— start of GIVEN INFORMATION —

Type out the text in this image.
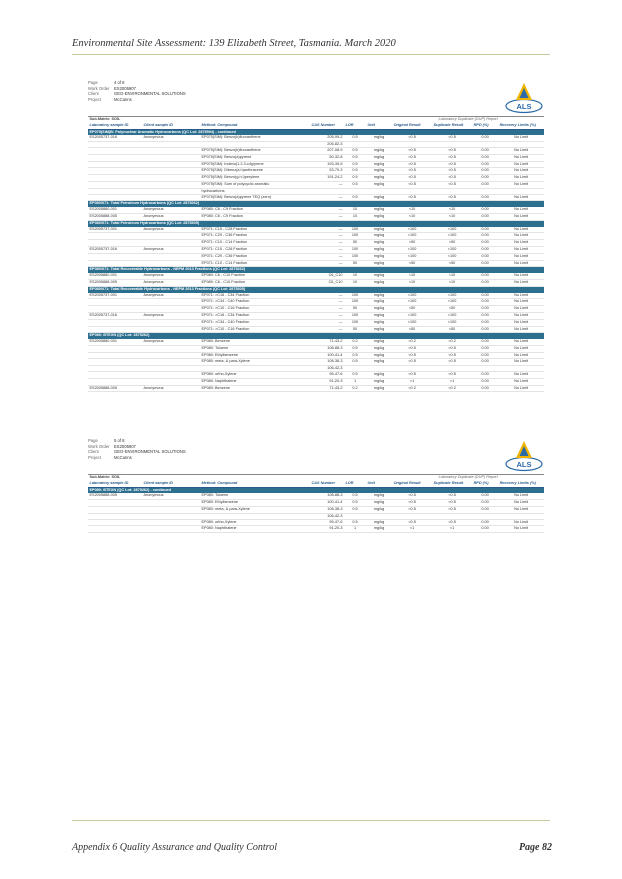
Environmental Site Assessment: 139 Elizabeth Street, Tasmania. March 2020
Page	4 of 8
Work Order	ES2005907
Client	GEO-ENVIRONMENTAL SOLUTIONS
Project	McCanns
ALS
Sub-Matrix: SOIL						Laboratory Duplicate (DUP) Report			
Laboratory sample ID	Client sample ID	Method: Compound	CAS Number	LOR	Unit	Original Result	Duplicate Result	RPD (%)	Recovery Limits (%)
EP075(SIM)B: Polynuclear Aromatic Hydrocarbons (QC Lot: 2875594) - continued									
ES2005737-016	Anonymous	EP075(SIM): Benzo(k)fluoranthene	205-99-2	0.5	mg/kg	<0.5	<0.5	0.00	No Limit
			205-82-3						
		EP075(SIM): Benzo(k)fluoranthene	207-08-9	0.5	mg/kg	<0.5	<0.5	0.00	No Limit
		EP075(SIM): Benzo(a)pyrene	50-32-8	0.5	mg/kg	<0.5	<0.5	0.00	No Limit
		EP075(SIM): Indeno(1.2.3.cd)pyrene	193-39-5	0.5	mg/kg	<0.5	<0.5	0.00	No Limit
		EP075(SIM): Dibenz(a.h)anthracene	53-70-3	0.5	mg/kg	<0.5	<0.5	0.00	No Limit
		EP075(SIM): Benzo(g.h.i)perylene	191-24-2	0.5	mg/kg	<0.5	<0.5	0.00	No Limit
		EP075(SIM): Sum of polycyclic aromatic	—	0.5	mg/kg	<0.5	<0.5	0.00	No Limit
		hydrocarbons							
		EP075(SIM): Benzo(a)pyrene TEQ (zero)	—	0.5	mg/kg	<0.5	<0.5	0.00	No Limit
EP080/071: Total Petroleum Hydrocarbons (QC Lot: 2875262)									
ES2005880-001	Anonymous	EP080: C6 - C9 Fraction	—	10	mg/kg	<10	<10	0.00	No Limit
ES2005888-005	Anonymous	EP080: C6 - C9 Fraction	—	10	mg/kg	<10	<10	0.00	No Limit
EP080/071: Total Petroleum Hydrocarbons (QC Lot: 2875305)									
ES2005737-001	Anonymous	EP071: C15 - C28 Fraction	—	100	mg/kg	<100	<100	0.00	No Limit
		EP071: C29 - C36 Fraction	—	100	mg/kg	<100	<100	0.00	No Limit
		EP071: C10 - C14 Fraction	—	50	mg/kg	<50	<50	0.00	No Limit
ES2005737-016	Anonymous	EP071: C15 - C28 Fraction	—	100	mg/kg	<100	<100	0.00	No Limit
		EP071: C29 - C36 Fraction	—	100	mg/kg	<100	<100	0.00	No Limit
		EP071: C10 - C14 Fraction	—	50	mg/kg	<50	<50	0.00	No Limit
EP080/071: Total Recoverable Hydrocarbons - NEPM 2013 Fractions (QC Lot: 2875262)									
ES2005880-001	Anonymous	EP080: C6 - C10 Fraction	C6_C10	10	mg/kg	<10	<10	0.00	No Limit
ES2005888-005	Anonymous	EP080: C6 - C10 Fraction	C6_C10	10	mg/kg	<10	<10	0.00	No Limit
EP080/071: Total Recoverable Hydrocarbons - NEPM 2013 Fractions (QC Lot: 2875305)									
ES2005737-001	Anonymous	EP071: >C16 - C34 Fraction	—	100	mg/kg	<100	<100	0.00	No Limit
		EP071: >C34 - C40 Fraction	—	100	mg/kg	<100	<100	0.00	No Limit
		EP071: >C10 - C16 Fraction	—	50	mg/kg	<50	<50	0.00	No Limit
ES2005737-016	Anonymous	EP071: >C16 - C34 Fraction	—	100	mg/kg	<100	<100	0.00	No Limit
		EP071: >C34 - C40 Fraction	—	100	mg/kg	<100	<100	0.00	No Limit
		EP071: >C10 - C16 Fraction	—	50	mg/kg	<50	<50	0.00	No Limit
EP080: BTEXN (QC Lot: 2875262)									
ES2005880-001	Anonymous	EP080: Benzene	71-43-2	0.2	mg/kg	<0.2	<0.2	0.00	No Limit
		EP080: Toluene	108-88-3	0.5	mg/kg	<0.5	<0.5	0.00	No Limit
		EP080: Ethylbenzene	100-41-4	0.5	mg/kg	<0.5	<0.5	0.00	No Limit
		EP080: meta- & para-Xylene	108-38-3	0.5	mg/kg	<0.5	<0.5	0.00	No Limit
			106-42-3						
		EP080: ortho-Xylene	95-47-6	0.5	mg/kg	<0.5	<0.5	0.00	No Limit
		EP080: Naphthalene	91-20-3	1	mg/kg	<1	<1	0.00	No Limit
ES2005888-005	Anonymous	EP080: Benzene	71-43-2	0.2	mg/kg	<0.2	<0.2	0.00	No Limit
Page	5 of 8
Work Order	ES2005907
Client	GEO-ENVIRONMENTAL SOLUTIONS
Project	McCanns
ALS
Sub-Matrix: SOIL						Laboratory Duplicate (DUP) Report			
Laboratory sample ID	Client sample ID	Method: Compound	CAS Number	LOR	Unit	Original Result	Duplicate Result	RPD (%)	Recovery Limits (%)
EP080: BTEXN (QC Lot: 2875262) - continued									
ES2005888-005	Anonymous	EP080: Toluene	108-88-3	0.5	mg/kg	<0.5	<0.5	0.00	No Limit
		EP080: Ethylbenzene	100-41-4	0.5	mg/kg	<0.5	<0.5	0.00	No Limit
		EP080: meta- & para-Xylene	108-38-3	0.5	mg/kg	<0.5	<0.5	0.00	No Limit
			106-42-3						
		EP080: ortho-Xylene	95-47-6	0.5	mg/kg	<0.5	<0.5	0.00	No Limit
		EP080: Naphthalene	91-20-3	1	mg/kg	<1	<1	0.00	No Limit
Appendix 6 Quality Assurance and Quality Control	Page 82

— end of GIVEN INFORMATION —

Exclude all images and restate the records above word for word.

Type out the text in this image.
Environmental Site Assessment: 139 Elizabeth Street, Tasmania. March 2020
Page	4 of 8
Work Order	ES2005907
Client	GEO-ENVIRONMENTAL SOLUTIONS
Project	McCanns
ALS
Sub-Matrix: SOIL						Laboratory Duplicate (DUP) Report			
Laboratory sample ID	Client sample ID	Method: Compound	CAS Number	LOR	Unit	Original Result	Duplicate Result	RPD (%)	Recovery Limits (%)
EP075(SIM)B: Polynuclear Aromatic Hydrocarbons (QC Lot: 2875594) - continued									
ES2005737-016	Anonymous	EP075(SIM): Benzo(k)fluoranthene	205-99-2	0.5	mg/kg	<0.5	<0.5	0.00	No Limit
			205-82-3						
		EP075(SIM): Benzo(k)fluoranthene	207-08-9	0.5	mg/kg	<0.5	<0.5	0.00	No Limit
		EP075(SIM): Benzo(a)pyrene	50-32-8	0.5	mg/kg	<0.5	<0.5	0.00	No Limit
		EP075(SIM): Indeno(1.2.3.cd)pyrene	193-39-5	0.5	mg/kg	<0.5	<0.5	0.00	No Limit
		EP075(SIM): Dibenz(a.h)anthracene	53-70-3	0.5	mg/kg	<0.5	<0.5	0.00	No Limit
		EP075(SIM): Benzo(g.h.i)perylene	191-24-2	0.5	mg/kg	<0.5	<0.5	0.00	No Limit
		EP075(SIM): Sum of polycyclic aromatic	—	0.5	mg/kg	<0.5	<0.5	0.00	No Limit
		hydrocarbons							
		EP075(SIM): Benzo(a)pyrene TEQ (zero)	—	0.5	mg/kg	<0.5	<0.5	0.00	No Limit
EP080/071: Total Petroleum Hydrocarbons (QC Lot: 2875262)									
ES2005880-001	Anonymous	EP080: C6 - C9 Fraction	—	10	mg/kg	<10	<10	0.00	No Limit
ES2005888-005	Anonymous	EP080: C6 - C9 Fraction	—	10	mg/kg	<10	<10	0.00	No Limit
EP080/071: Total Petroleum Hydrocarbons (QC Lot: 2875305)									
ES2005737-001	Anonymous	EP071: C15 - C28 Fraction	—	100	mg/kg	<100	<100	0.00	No Limit
		EP071: C29 - C36 Fraction	—	100	mg/kg	<100	<100	0.00	No Limit
		EP071: C10 - C14 Fraction	—	50	mg/kg	<50	<50	0.00	No Limit
ES2005737-016	Anonymous	EP071: C15 - C28 Fraction	—	100	mg/kg	<100	<100	0.00	No Limit
		EP071: C29 - C36 Fraction	—	100	mg/kg	<100	<100	0.00	No Limit
		EP071: C10 - C14 Fraction	—	50	mg/kg	<50	<50	0.00	No Limit
EP080/071: Total Recoverable Hydrocarbons - NEPM 2013 Fractions (QC Lot: 2875262)									
ES2005880-001	Anonymous	EP080: C6 - C10 Fraction	C6_C10	10	mg/kg	<10	<10	0.00	No Limit
ES2005888-005	Anonymous	EP080: C6 - C10 Fraction	C6_C10	10	mg/kg	<10	<10	0.00	No Limit
EP080/071: Total Recoverable Hydrocarbons - NEPM 2013 Fractions (QC Lot: 2875305)									
ES2005737-001	Anonymous	EP071: >C16 - C34 Fraction	—	100	mg/kg	<100	<100	0.00	No Limit
		EP071: >C34 - C40 Fraction	—	100	mg/kg	<100	<100	0.00	No Limit
		EP071: >C10 - C16 Fraction	—	50	mg/kg	<50	<50	0.00	No Limit
ES2005737-016	Anonymous	EP071: >C16 - C34 Fraction	—	100	mg/kg	<100	<100	0.00	No Limit
		EP071: >C34 - C40 Fraction	—	100	mg/kg	<100	<100	0.00	No Limit
		EP071: >C10 - C16 Fraction	—	50	mg/kg	<50	<50	0.00	No Limit
EP080: BTEXN (QC Lot: 2875262)									
ES2005880-001	Anonymous	EP080: Benzene	71-43-2	0.2	mg/kg	<0.2	<0.2	0.00	No Limit
		EP080: Toluene	108-88-3	0.5	mg/kg	<0.5	<0.5	0.00	No Limit
		EP080: Ethylbenzene	100-41-4	0.5	mg/kg	<0.5	<0.5	0.00	No Limit
		EP080: meta- & para-Xylene	108-38-3	0.5	mg/kg	<0.5	<0.5	0.00	No Limit
			106-42-3						
		EP080: ortho-Xylene	95-47-6	0.5	mg/kg	<0.5	<0.5	0.00	No Limit
		EP080: Naphthalene	91-20-3	1	mg/kg	<1	<1	0.00	No Limit
ES2005888-005	Anonymous	EP080: Benzene	71-43-2	0.2	mg/kg	<0.2	<0.2	0.00	No Limit
Page	5 of 8
Work Order	ES2005907
Client	GEO-ENVIRONMENTAL SOLUTIONS
Project	McCanns
ALS
Sub-Matrix: SOIL						Laboratory Duplicate (DUP) Report			
Laboratory sample ID	Client sample ID	Method: Compound	CAS Number	LOR	Unit	Original Result	Duplicate Result	RPD (%)	Recovery Limits (%)
EP080: BTEXN (QC Lot: 2875262) - continued									
ES2005888-005	Anonymous	EP080: Toluene	108-88-3	0.5	mg/kg	<0.5	<0.5	0.00	No Limit
		EP080: Ethylbenzene	100-41-4	0.5	mg/kg	<0.5	<0.5	0.00	No Limit
		EP080: meta- & para-Xylene	108-38-3	0.5	mg/kg	<0.5	<0.5	0.00	No Limit
			106-42-3						
		EP080: ortho-Xylene	95-47-6	0.5	mg/kg	<0.5	<0.5	0.00	No Limit
		EP080: Naphthalene	91-20-3	1	mg/kg	<1	<1	0.00	No Limit
Appendix 6 Quality Assurance and Quality Control	Page 82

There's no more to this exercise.